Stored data
· · · · · · ·

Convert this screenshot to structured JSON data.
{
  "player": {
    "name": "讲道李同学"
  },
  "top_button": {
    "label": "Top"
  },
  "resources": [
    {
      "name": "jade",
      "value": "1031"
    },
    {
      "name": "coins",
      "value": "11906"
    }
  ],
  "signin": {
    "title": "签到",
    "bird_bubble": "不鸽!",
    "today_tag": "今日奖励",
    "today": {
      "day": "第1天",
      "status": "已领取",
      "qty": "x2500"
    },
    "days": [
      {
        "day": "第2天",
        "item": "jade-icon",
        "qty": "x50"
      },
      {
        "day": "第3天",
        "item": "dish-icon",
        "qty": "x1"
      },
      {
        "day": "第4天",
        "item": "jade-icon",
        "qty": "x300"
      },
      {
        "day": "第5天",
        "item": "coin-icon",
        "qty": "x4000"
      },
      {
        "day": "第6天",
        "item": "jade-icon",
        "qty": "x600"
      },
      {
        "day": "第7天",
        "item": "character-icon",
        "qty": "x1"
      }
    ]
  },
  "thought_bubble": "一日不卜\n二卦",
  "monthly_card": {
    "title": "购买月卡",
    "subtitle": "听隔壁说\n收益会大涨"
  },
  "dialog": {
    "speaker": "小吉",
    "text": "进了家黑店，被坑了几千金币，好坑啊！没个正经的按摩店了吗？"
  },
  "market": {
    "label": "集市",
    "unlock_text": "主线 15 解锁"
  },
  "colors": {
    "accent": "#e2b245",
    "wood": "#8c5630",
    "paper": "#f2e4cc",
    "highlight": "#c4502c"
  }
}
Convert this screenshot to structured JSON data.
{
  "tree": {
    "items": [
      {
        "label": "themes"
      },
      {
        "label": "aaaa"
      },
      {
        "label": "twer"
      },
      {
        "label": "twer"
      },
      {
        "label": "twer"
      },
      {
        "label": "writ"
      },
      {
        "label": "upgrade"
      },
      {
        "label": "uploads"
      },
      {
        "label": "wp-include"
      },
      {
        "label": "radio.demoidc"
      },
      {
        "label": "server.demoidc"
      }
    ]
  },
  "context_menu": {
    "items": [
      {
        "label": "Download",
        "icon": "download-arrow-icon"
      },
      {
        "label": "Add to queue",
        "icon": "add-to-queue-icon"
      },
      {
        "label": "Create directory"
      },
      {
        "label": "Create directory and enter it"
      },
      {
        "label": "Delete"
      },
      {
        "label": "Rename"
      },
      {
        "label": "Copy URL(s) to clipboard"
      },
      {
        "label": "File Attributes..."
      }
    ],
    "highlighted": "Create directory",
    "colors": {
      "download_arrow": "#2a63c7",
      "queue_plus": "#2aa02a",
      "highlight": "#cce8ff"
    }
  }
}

· · · · · · ·

Copy each line of the preceding data that contains the string "icon".

        "item": "jade-icon",
        "item": "dish-icon",
        "item": "jade-icon",
        "item": "coin-icon",
        "item": "jade-icon",
        "item": "character-icon",
        "icon": "download-arrow-icon"
        "icon": "add-to-queue-icon"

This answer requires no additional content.